- **Your task**: Output the material below unchanged, apart from leaving out the pictures.

# start of Input

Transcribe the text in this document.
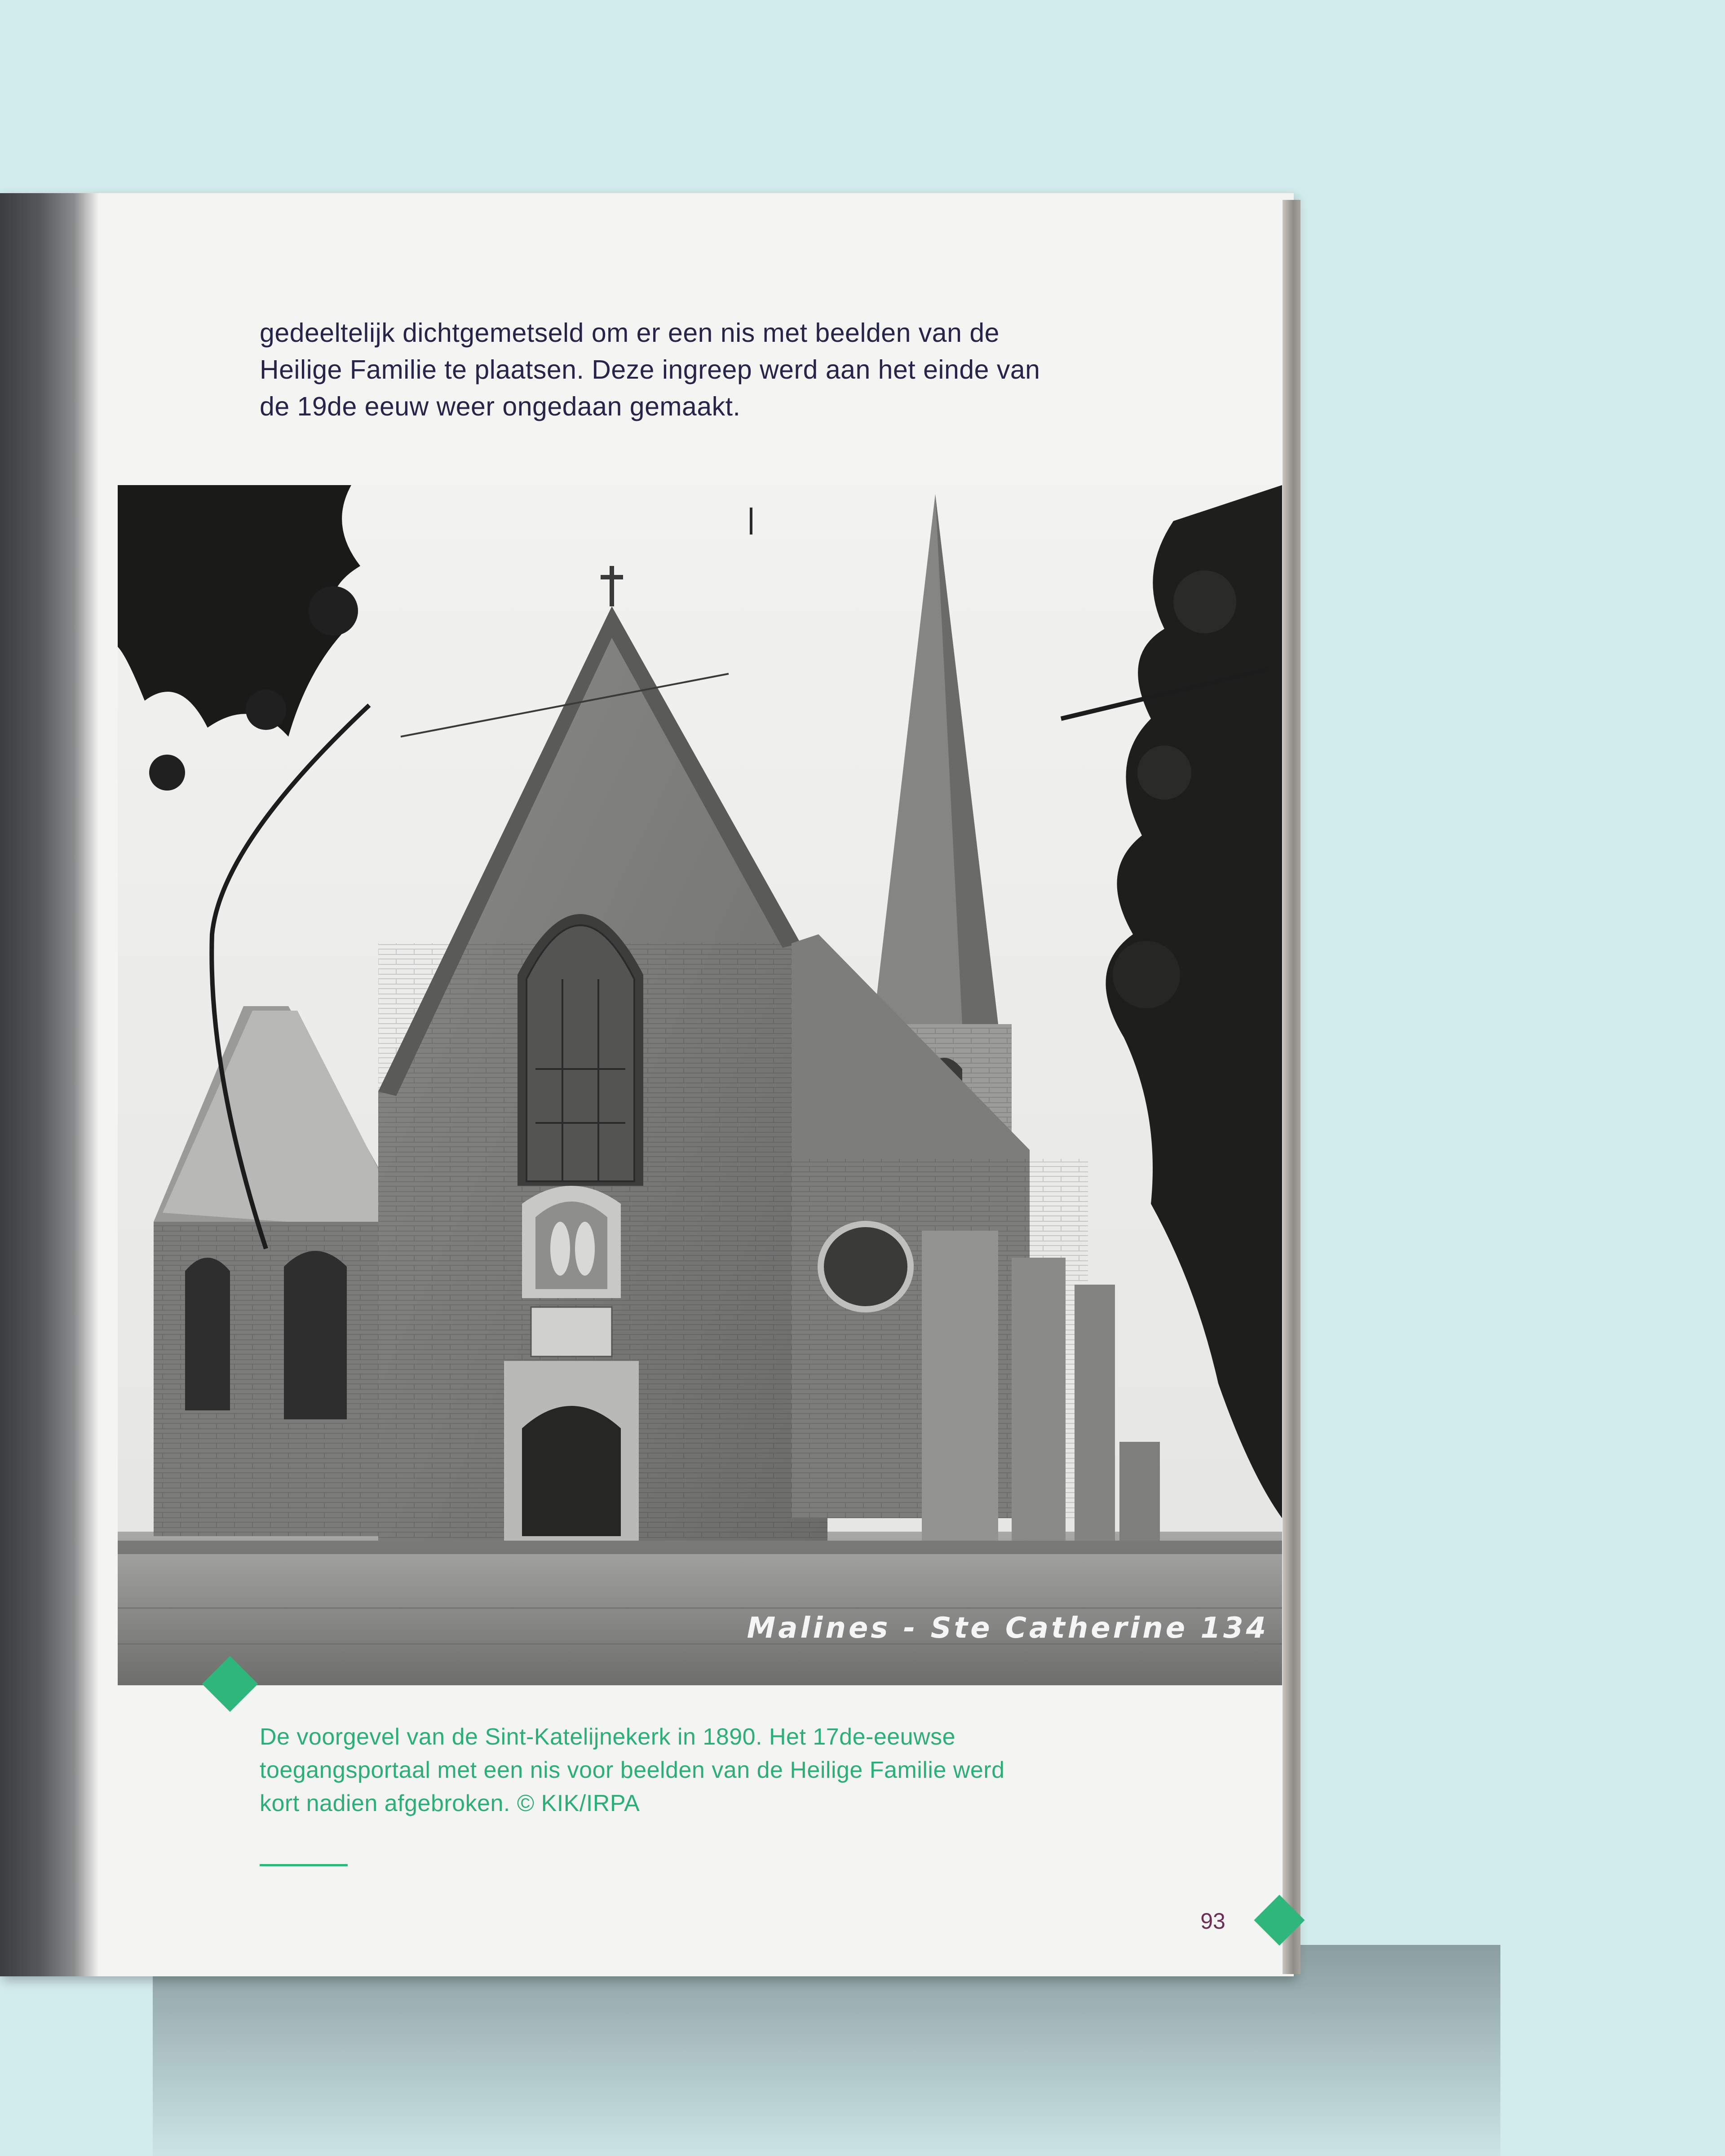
gedeeltelijk dichtgemetseld om er een nis met beelden van de
Heilige Familie te plaatsen. Deze ingreep werd aan het einde van
de 19de eeuw weer ongedaan gemaakt.

Malines - Ste Catherine 134

De voorgevel van de Sint-Katelijnekerk in 1890. Het 17de-eeuwse
toegangsportaal met een nis voor beelden van de Heilige Familie werd
kort nadien afgebroken. © KIK/IRPA

93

# end of Input

- **Task output**:
Transcribe the text in this document.
gedeeltelijk dichtgemetseld om er een nis met beelden van de
Heilige Familie te plaatsen. Deze ingreep werd aan het einde van
de 19de eeuw weer ongedaan gemaakt.

Malines - Ste Catherine 134

De voorgevel van de Sint-Katelijnekerk in 1890. Het 17de-eeuwse
toegangsportaal met een nis voor beelden van de Heilige Familie werd
kort nadien afgebroken. © KIK/IRPA

93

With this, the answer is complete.